* **Challenge**
Find the lines with the string "pulso" and return them.

* **Stored items**

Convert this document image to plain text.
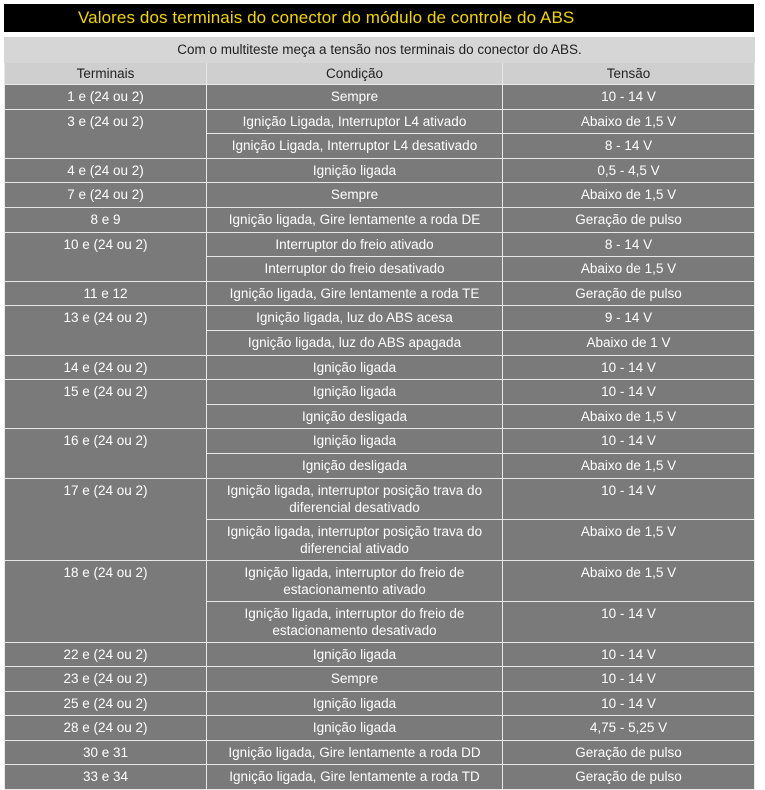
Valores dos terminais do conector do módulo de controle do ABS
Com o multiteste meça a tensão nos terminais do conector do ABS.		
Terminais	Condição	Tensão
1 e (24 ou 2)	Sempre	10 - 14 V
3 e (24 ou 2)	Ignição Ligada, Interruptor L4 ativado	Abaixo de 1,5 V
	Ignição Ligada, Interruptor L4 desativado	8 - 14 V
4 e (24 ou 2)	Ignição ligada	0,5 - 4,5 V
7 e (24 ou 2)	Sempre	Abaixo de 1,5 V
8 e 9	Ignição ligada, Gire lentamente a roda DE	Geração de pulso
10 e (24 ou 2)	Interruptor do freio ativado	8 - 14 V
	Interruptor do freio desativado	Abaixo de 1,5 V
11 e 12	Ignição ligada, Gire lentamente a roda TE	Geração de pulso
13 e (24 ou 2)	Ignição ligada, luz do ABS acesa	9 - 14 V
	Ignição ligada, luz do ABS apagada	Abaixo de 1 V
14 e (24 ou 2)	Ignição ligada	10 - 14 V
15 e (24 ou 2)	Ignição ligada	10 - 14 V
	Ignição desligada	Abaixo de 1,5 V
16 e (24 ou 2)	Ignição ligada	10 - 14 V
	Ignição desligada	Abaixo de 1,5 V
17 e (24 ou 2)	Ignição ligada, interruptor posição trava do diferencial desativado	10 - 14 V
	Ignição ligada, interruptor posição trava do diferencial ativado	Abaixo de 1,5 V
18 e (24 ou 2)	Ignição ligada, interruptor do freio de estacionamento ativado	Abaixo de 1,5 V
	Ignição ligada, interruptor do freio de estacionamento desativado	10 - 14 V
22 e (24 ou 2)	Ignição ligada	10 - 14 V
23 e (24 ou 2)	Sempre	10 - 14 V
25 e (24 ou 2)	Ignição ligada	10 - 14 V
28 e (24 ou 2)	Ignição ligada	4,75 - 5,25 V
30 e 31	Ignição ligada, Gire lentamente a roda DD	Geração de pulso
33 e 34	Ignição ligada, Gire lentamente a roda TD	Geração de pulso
--
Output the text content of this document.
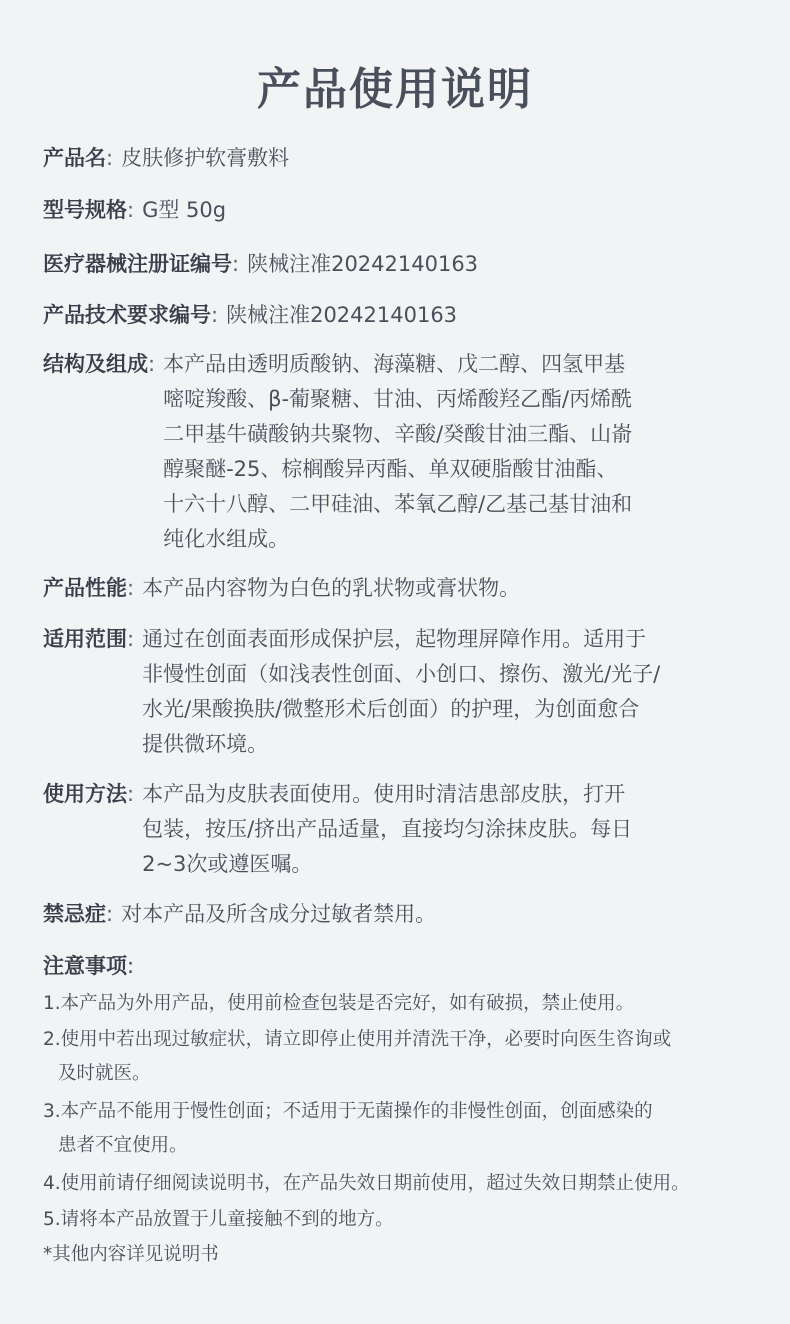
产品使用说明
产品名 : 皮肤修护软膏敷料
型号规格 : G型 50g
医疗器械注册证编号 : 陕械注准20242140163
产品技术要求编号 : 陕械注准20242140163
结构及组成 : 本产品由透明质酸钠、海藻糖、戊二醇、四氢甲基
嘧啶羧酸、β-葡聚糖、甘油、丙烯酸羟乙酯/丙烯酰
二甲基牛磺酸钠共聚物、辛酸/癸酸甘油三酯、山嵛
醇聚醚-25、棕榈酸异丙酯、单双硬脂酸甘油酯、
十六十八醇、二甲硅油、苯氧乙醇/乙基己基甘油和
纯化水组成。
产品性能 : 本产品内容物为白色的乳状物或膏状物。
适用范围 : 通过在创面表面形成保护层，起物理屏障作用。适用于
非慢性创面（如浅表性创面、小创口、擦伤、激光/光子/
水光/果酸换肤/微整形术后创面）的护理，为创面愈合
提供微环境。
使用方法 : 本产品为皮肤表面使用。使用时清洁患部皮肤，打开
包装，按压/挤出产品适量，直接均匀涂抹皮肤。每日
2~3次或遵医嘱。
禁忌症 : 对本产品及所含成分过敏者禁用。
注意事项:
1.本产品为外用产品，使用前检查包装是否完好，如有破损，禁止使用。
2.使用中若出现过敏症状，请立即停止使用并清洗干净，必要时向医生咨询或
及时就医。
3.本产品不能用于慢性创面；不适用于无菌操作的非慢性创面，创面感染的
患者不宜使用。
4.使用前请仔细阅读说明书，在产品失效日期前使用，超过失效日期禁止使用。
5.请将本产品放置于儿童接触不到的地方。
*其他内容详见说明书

* **Solution**
8 e 9	Ignição ligada, Gire lentamente a roda DE	Geração de pulso
11 e 12	Ignição ligada, Gire lentamente a roda TE	Geração de pulso
30 e 31	Ignição ligada, Gire lentamente a roda DD	Geração de pulso
33 e 34	Ignição ligada, Gire lentamente a roda TD	Geração de pulso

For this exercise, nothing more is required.